Exercise instructions:
Write the data out again, exactly as given.

Items from a data source:
/---
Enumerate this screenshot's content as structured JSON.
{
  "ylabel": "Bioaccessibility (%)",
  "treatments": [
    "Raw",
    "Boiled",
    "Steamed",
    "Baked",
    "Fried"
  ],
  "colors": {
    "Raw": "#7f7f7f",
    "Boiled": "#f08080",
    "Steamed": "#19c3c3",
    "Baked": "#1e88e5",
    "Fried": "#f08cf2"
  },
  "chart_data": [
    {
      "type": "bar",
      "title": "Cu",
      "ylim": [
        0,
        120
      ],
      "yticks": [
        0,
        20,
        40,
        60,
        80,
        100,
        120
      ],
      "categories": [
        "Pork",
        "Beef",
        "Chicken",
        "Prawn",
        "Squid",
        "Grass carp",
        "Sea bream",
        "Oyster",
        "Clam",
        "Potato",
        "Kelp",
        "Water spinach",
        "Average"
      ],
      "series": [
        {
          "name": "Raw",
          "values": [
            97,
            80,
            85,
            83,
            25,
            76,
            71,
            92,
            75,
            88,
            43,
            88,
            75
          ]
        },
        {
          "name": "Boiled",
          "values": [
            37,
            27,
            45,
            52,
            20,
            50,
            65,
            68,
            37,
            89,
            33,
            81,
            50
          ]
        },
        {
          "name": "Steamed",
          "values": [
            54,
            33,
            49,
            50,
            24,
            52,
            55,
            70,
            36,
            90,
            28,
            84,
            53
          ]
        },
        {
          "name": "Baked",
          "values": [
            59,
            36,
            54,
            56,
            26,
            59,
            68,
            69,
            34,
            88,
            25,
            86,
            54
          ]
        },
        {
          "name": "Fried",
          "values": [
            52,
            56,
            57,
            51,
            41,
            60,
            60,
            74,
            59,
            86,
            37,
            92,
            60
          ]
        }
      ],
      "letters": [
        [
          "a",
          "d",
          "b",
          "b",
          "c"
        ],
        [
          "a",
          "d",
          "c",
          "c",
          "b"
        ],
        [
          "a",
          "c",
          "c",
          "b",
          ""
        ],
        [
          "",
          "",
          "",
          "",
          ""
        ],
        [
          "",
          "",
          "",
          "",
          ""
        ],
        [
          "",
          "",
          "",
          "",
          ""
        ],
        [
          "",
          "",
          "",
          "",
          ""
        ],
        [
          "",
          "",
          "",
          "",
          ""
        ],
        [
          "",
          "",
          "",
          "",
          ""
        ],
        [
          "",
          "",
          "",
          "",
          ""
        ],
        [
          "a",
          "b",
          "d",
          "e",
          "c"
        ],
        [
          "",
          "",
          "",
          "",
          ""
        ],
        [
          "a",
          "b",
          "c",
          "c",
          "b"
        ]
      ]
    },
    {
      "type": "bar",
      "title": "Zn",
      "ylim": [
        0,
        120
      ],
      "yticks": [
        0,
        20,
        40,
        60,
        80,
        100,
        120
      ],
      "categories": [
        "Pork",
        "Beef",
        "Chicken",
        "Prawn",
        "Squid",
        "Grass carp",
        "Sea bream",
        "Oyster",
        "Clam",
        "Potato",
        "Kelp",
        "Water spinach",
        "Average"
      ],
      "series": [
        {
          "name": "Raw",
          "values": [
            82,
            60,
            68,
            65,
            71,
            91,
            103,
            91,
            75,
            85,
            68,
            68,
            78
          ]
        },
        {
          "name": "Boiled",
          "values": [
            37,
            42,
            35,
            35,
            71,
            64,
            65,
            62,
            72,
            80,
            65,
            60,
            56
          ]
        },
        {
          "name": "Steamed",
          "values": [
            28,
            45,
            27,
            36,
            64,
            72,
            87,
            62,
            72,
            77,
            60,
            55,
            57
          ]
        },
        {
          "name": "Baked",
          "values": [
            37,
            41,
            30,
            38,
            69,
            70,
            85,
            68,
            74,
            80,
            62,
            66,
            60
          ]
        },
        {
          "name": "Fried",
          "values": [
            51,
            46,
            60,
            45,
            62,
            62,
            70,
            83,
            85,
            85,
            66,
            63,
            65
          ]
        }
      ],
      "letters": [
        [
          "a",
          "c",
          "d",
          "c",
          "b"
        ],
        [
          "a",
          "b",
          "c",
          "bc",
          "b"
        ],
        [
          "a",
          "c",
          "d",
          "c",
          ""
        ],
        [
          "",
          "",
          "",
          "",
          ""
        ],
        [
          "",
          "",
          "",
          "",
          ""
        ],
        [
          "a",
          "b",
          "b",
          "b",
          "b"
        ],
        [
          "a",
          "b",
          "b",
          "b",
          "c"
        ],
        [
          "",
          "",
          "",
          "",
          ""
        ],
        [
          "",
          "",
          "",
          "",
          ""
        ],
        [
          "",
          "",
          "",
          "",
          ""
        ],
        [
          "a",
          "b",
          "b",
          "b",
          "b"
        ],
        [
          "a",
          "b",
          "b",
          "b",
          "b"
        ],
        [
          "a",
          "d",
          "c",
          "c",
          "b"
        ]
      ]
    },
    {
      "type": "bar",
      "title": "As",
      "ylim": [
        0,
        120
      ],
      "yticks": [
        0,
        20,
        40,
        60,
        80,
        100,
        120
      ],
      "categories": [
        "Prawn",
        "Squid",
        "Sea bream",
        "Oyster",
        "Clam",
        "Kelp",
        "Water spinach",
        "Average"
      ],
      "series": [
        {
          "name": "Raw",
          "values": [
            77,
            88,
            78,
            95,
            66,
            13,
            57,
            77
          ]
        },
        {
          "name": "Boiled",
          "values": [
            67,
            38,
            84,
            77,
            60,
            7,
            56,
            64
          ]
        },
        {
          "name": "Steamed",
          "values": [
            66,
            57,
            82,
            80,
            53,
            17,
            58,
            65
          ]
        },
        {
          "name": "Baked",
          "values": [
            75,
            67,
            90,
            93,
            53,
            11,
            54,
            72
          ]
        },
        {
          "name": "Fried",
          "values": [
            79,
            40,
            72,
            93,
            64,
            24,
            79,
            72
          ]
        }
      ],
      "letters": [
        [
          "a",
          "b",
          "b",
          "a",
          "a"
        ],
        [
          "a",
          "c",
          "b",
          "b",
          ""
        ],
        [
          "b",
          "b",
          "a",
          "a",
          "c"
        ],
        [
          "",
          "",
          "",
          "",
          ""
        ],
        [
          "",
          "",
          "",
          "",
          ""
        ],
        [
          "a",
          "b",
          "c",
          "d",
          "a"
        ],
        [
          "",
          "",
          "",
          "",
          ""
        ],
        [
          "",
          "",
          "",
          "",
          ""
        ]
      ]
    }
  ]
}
\---
Full response:
Enumerate this screenshot's content as structured JSON.
{
  "ylabel": "Bioaccessibility (%)",
  "treatments": [
    "Raw",
    "Boiled",
    "Steamed",
    "Baked",
    "Fried"
  ],
  "colors": {
    "Raw": "#7f7f7f",
    "Boiled": "#f08080",
    "Steamed": "#19c3c3",
    "Baked": "#1e88e5",
    "Fried": "#f08cf2"
  },
  "chart_data": [
    {
      "type": "bar",
      "title": "Cu",
      "ylim": [
        0,
        120
      ],
      "yticks": [
        0,
        20,
        40,
        60,
        80,
        100,
        120
      ],
      "categories": [
        "Pork",
        "Beef",
        "Chicken",
        "Prawn",
        "Squid",
        "Grass carp",
        "Sea bream",
        "Oyster",
        "Clam",
        "Potato",
        "Kelp",
        "Water spinach",
        "Average"
      ],
      "series": [
        {
          "name": "Raw",
          "values": [
            97,
            80,
            85,
            83,
            25,
            76,
            71,
            92,
            75,
            88,
            43,
            88,
            75
          ]
        },
        {
          "name": "Boiled",
          "values": [
            37,
            27,
            45,
            52,
            20,
            50,
            65,
            68,
            37,
            89,
            33,
            81,
            50
          ]
        },
        {
          "name": "Steamed",
          "values": [
            54,
            33,
            49,
            50,
            24,
            52,
            55,
            70,
            36,
            90,
            28,
            84,
            53
          ]
        },
        {
          "name": "Baked",
          "values": [
            59,
            36,
            54,
            56,
            26,
            59,
            68,
            69,
            34,
            88,
            25,
            86,
            54
          ]
        },
        {
          "name": "Fried",
          "values": [
            52,
            56,
            57,
            51,
            41,
            60,
            60,
            74,
            59,
            86,
            37,
            92,
            60
          ]
        }
      ],
      "letters": [
        [
          "a",
          "d",
          "b",
          "b",
          "c"
        ],
        [
          "a",
          "d",
          "c",
          "c",
          "b"
        ],
        [
          "a",
          "c",
          "c",
          "b",
          ""
        ],
        [
          "",
          "",
          "",
          "",
          ""
        ],
        [
          "",
          "",
          "",
          "",
          ""
        ],
        [
          "",
          "",
          "",
          "",
          ""
        ],
        [
          "",
          "",
          "",
          "",
          ""
        ],
        [
          "",
          "",
          "",
          "",
          ""
        ],
        [
          "",
          "",
          "",
          "",
          ""
        ],
        [
          "",
          "",
          "",
          "",
          ""
        ],
        [
          "a",
          "b",
          "d",
          "e",
          "c"
        ],
        [
          "",
          "",
          "",
          "",
          ""
        ],
        [
          "a",
          "b",
          "c",
          "c",
          "b"
        ]
      ]
    },
    {
      "type": "bar",
      "title": "Zn",
      "ylim": [
        0,
        120
      ],
      "yticks": [
        0,
        20,
        40,
        60,
        80,
        100,
        120
      ],
      "categories": [
        "Pork",
        "Beef",
        "Chicken",
        "Prawn",
        "Squid",
        "Grass carp",
        "Sea bream",
        "Oyster",
        "Clam",
        "Potato",
        "Kelp",
        "Water spinach",
        "Average"
      ],
      "series": [
        {
          "name": "Raw",
          "values": [
            82,
            60,
            68,
            65,
            71,
            91,
            103,
            91,
            75,
            85,
            68,
            68,
            78
          ]
        },
        {
          "name": "Boiled",
          "values": [
            37,
            42,
            35,
            35,
            71,
            64,
            65,
            62,
            72,
            80,
            65,
            60,
            56
          ]
        },
        {
          "name": "Steamed",
          "values": [
            28,
            45,
            27,
            36,
            64,
            72,
            87,
            62,
            72,
            77,
            60,
            55,
            57
          ]
        },
        {
          "name": "Baked",
          "values": [
            37,
            41,
            30,
            38,
            69,
            70,
            85,
            68,
            74,
            80,
            62,
            66,
            60
          ]
        },
        {
          "name": "Fried",
          "values": [
            51,
            46,
            60,
            45,
            62,
            62,
            70,
            83,
            85,
            85,
            66,
            63,
            65
          ]
        }
      ],
      "letters": [
        [
          "a",
          "c",
          "d",
          "c",
          "b"
        ],
        [
          "a",
          "b",
          "c",
          "bc",
          "b"
        ],
        [
          "a",
          "c",
          "d",
          "c",
          ""
        ],
        [
          "",
          "",
          "",
          "",
          ""
        ],
        [
          "",
          "",
          "",
          "",
          ""
        ],
        [
          "a",
          "b",
          "b",
          "b",
          "b"
        ],
        [
          "a",
          "b",
          "b",
          "b",
          "c"
        ],
        [
          "",
          "",
          "",
          "",
          ""
        ],
        [
          "",
          "",
          "",
          "",
          ""
        ],
        [
          "",
          "",
          "",
          "",
          ""
        ],
        [
          "a",
          "b",
          "b",
          "b",
          "b"
        ],
        [
          "a",
          "b",
          "b",
          "b",
          "b"
        ],
        [
          "a",
          "d",
          "c",
          "c",
          "b"
        ]
      ]
    },
    {
      "type": "bar",
      "title": "As",
      "ylim": [
        0,
        120
      ],
      "yticks": [
        0,
        20,
        40,
        60,
        80,
        100,
        120
      ],
      "categories": [
        "Prawn",
        "Squid",
        "Sea bream",
        "Oyster",
        "Clam",
        "Kelp",
        "Water spinach",
        "Average"
      ],
      "series": [
        {
          "name": "Raw",
          "values": [
            77,
            88,
            78,
            95,
            66,
            13,
            57,
            77
          ]
        },
        {
          "name": "Boiled",
          "values": [
            67,
            38,
            84,
            77,
            60,
            7,
            56,
            64
          ]
        },
        {
          "name": "Steamed",
          "values": [
            66,
            57,
            82,
            80,
            53,
            17,
            58,
            65
          ]
        },
        {
          "name": "Baked",
          "values": [
            75,
            67,
            90,
            93,
            53,
            11,
            54,
            72
          ]
        },
        {
          "name": "Fried",
          "values": [
            79,
            40,
            72,
            93,
            64,
            24,
            79,
            72
          ]
        }
      ],
      "letters": [
        [
          "a",
          "b",
          "b",
          "a",
          "a"
        ],
        [
          "a",
          "c",
          "b",
          "b",
          ""
        ],
        [
          "b",
          "b",
          "a",
          "a",
          "c"
        ],
        [
          "",
          "",
          "",
          "",
          ""
        ],
        [
          "",
          "",
          "",
          "",
          ""
        ],
        [
          "a",
          "b",
          "c",
          "d",
          "a"
        ],
        [
          "",
          "",
          "",
          "",
          ""
        ],
        [
          "",
          "",
          "",
          "",
          ""
        ]
      ]
    }
  ]
}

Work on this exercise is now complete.